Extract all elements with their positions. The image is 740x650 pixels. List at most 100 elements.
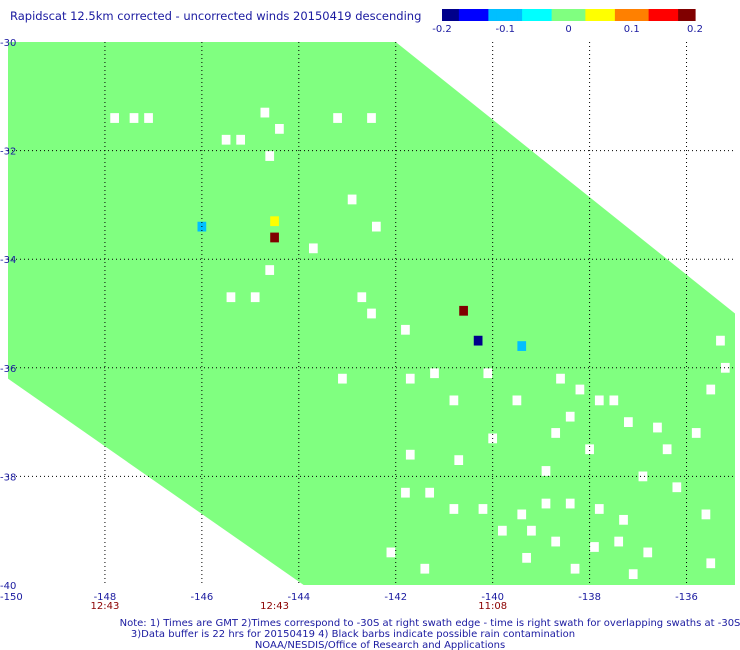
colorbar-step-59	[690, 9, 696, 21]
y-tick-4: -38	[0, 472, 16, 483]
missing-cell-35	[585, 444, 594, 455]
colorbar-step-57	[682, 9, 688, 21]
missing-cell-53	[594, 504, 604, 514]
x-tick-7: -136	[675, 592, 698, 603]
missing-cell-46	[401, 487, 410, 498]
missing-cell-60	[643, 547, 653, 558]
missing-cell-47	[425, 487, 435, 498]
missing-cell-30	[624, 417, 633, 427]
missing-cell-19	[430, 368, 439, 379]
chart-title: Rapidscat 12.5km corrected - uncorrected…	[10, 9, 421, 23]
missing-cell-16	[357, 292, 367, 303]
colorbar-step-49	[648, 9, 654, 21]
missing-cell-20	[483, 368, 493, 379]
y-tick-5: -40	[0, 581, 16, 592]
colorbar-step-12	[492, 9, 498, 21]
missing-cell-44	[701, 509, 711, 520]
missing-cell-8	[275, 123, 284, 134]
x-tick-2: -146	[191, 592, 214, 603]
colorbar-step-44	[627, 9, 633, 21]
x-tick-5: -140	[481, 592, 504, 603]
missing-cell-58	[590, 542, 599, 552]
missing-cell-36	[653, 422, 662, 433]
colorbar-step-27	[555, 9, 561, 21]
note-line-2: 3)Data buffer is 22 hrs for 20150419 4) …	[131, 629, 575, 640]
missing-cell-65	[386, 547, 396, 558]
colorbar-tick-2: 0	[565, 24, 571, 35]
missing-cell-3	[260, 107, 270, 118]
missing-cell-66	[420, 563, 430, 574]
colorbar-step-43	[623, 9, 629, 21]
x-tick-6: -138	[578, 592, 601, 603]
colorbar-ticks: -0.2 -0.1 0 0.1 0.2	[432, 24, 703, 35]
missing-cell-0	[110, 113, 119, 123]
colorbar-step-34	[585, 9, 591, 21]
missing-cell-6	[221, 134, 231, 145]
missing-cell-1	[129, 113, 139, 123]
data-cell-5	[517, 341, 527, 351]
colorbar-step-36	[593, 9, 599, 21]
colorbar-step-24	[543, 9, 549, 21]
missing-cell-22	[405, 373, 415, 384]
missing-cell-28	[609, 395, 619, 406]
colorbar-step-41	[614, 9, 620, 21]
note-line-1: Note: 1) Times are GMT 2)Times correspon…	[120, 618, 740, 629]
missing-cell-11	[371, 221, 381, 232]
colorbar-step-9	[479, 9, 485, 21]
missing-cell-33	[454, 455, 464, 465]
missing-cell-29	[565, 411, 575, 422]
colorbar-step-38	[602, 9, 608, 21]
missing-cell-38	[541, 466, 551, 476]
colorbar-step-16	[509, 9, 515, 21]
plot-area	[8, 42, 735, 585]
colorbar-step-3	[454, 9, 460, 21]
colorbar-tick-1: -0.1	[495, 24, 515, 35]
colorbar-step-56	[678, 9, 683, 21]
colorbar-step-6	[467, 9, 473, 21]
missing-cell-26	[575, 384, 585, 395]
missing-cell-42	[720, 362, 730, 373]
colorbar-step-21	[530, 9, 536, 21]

###

Edit the data above so that each "missing-cell" becomes "empty-cell" and all other text stays the same. Leave the picture out.

Extract all elements with their positions. The image is 740x650 pixels. List at most 100 elements.
colorbar-step-59	[690, 9, 696, 21]
y-tick-4: -38	[0, 472, 16, 483]
empty-cell-35	[585, 444, 594, 455]
colorbar-step-57	[682, 9, 688, 21]
empty-cell-53	[594, 504, 604, 514]
x-tick-7: -136	[675, 592, 698, 603]
empty-cell-46	[401, 487, 410, 498]
empty-cell-60	[643, 547, 653, 558]
empty-cell-47	[425, 487, 435, 498]
empty-cell-30	[624, 417, 633, 427]
empty-cell-19	[430, 368, 439, 379]
chart-title: Rapidscat 12.5km corrected - uncorrected…	[10, 9, 421, 23]
empty-cell-16	[357, 292, 367, 303]
colorbar-step-49	[648, 9, 654, 21]
empty-cell-20	[483, 368, 493, 379]
y-tick-5: -40	[0, 581, 16, 592]
colorbar-step-12	[492, 9, 498, 21]
empty-cell-44	[701, 509, 711, 520]
empty-cell-8	[275, 123, 284, 134]
x-tick-2: -146	[191, 592, 214, 603]
colorbar-step-44	[627, 9, 633, 21]
x-tick-5: -140	[481, 592, 504, 603]
empty-cell-58	[590, 542, 599, 552]
empty-cell-36	[653, 422, 662, 433]
colorbar-step-27	[555, 9, 561, 21]
note-line-2: 3)Data buffer is 22 hrs for 20150419 4) …	[131, 629, 575, 640]
empty-cell-65	[386, 547, 396, 558]
colorbar-tick-2: 0	[565, 24, 571, 35]
empty-cell-3	[260, 107, 270, 118]
empty-cell-66	[420, 563, 430, 574]
colorbar-step-43	[623, 9, 629, 21]
x-tick-6: -138	[578, 592, 601, 603]
colorbar-ticks: -0.2 -0.1 0 0.1 0.2	[432, 24, 703, 35]
empty-cell-0	[110, 113, 119, 123]
colorbar-step-34	[585, 9, 591, 21]
empty-cell-6	[221, 134, 231, 145]
empty-cell-1	[129, 113, 139, 123]
data-cell-5	[517, 341, 527, 351]
colorbar-step-36	[593, 9, 599, 21]
colorbar-step-24	[543, 9, 549, 21]
empty-cell-22	[405, 373, 415, 384]
empty-cell-28	[609, 395, 619, 406]
colorbar-step-41	[614, 9, 620, 21]
note-line-1: Note: 1) Times are GMT 2)Times correspon…	[120, 618, 740, 629]
empty-cell-11	[371, 221, 381, 232]
colorbar-step-9	[479, 9, 485, 21]
empty-cell-33	[454, 455, 464, 465]
empty-cell-29	[565, 411, 575, 422]
colorbar-step-38	[602, 9, 608, 21]
empty-cell-38	[541, 466, 551, 476]
colorbar-step-16	[509, 9, 515, 21]
plot-area	[8, 42, 735, 585]
colorbar-step-3	[454, 9, 460, 21]
colorbar-tick-1: -0.1	[495, 24, 515, 35]
colorbar-step-56	[678, 9, 683, 21]
colorbar-step-6	[467, 9, 473, 21]
empty-cell-26	[575, 384, 585, 395]
empty-cell-42	[720, 362, 730, 373]
colorbar-step-21	[530, 9, 536, 21]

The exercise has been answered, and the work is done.